提示された文章:

/---

スターシップに装備するロケットエンジン「ラプター」 (C) Elon Musk/SpaceX

 

宇宙企業スペースXを率いるイーロン・マスク氏は2019年2月1日、開発中の巨大宇宙船「スターシップ(Starship)」のロケットエンジン「ラプター(Raptor)」を公開した。

 

ZOZO前澤氏が乗って月飛行をする宇宙船でもあるスターシップは、現在試験機の建造が進んでおり、今年春以降にも試験飛行が始まる予定になっている。

 

スターシップとラプター

スターシップは、スペースXが開発中の宇宙船で、最大100人の乗客、もしくは100トンの物資を月や火星に運ぶことができる。

 

2018年9月には、ZOZOの前澤友作氏が、この宇宙船で月飛行を行うと発表して大きな話題になった。

 

打ち上げには「スーパー・ヘヴィ(Super Heavy)」という専用の巨大ロケットを使う。

 

機体の直径9m、両者を合わせた打ち上げ時の全長は100mをゆうに超えるなど、性能も機体の大きさもまさに規格外である。

 

さらに、機体は繰り返し再使用でき、打ち上げコストを大幅に低減できるとしている。

\---

[コレクションから抜粋した記録]
/---

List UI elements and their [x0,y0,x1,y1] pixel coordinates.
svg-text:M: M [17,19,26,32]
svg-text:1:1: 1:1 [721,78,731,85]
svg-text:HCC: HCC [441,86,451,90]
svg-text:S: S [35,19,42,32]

\---

課題:
スターシップとラプターについての文章を、その最後の文の後から先へ書き進めよ。

最終結果:
そして、このスターシップとスーパー・ヘヴィに装備されるロケットエンジンが「ラプター」である。

 

ラプターは液体酸素とメタンを推進剤に使う。メタンは理論上、比較的高い性能が発揮しやすく、また低コストであるため開発や運用がしやすい。

 

さらにススが発生しないため、エンジンの再使用もしやすいといった特長をもつ。

 

なにより、火星の環境使ってメタンを生成できることから、火星に飛行した際に、燃料の"現地調達"ができるという利点もある。


さらにラプターは、エンジンを動かす仕組みに「フル・フロウ二段燃焼サイクル」と呼ばれる技術を採用している。

 

この技術は、理論上、最高の効率が得られるうえに、エンジンの耐久性や信頼性の向上も図れるなど、数々の利点がある。

 

しかし、それと引き換えに複雑な構造、技術が要求されるため、これまでに実用化に成功した例はない。

 

実際、ラプターの開発も、数年前から始まっていることがわかっているが、これまでに何度も設計や、目標性能の変更が行われており、開発の困難さがわかる。

 

今回マスク氏が明らかにしたところでは、テキサス州のスペースXの施設において、まもなくこのエンジンの燃焼試験を始めるとしており、まずはやや低めの性能を狙い(それでも月へ飛行するには十分な性能である)、ゆくゆくは設計の最適化や改良による性能向上を図るとしている。

 

 

ラプター (C) Elon Musk/SpaceX

 

 

 

スターシップ試験機の建造も進む

一方、同じテキサス州のスペースXの施設では、並行してスターシップの試験機の建造も進んでいる。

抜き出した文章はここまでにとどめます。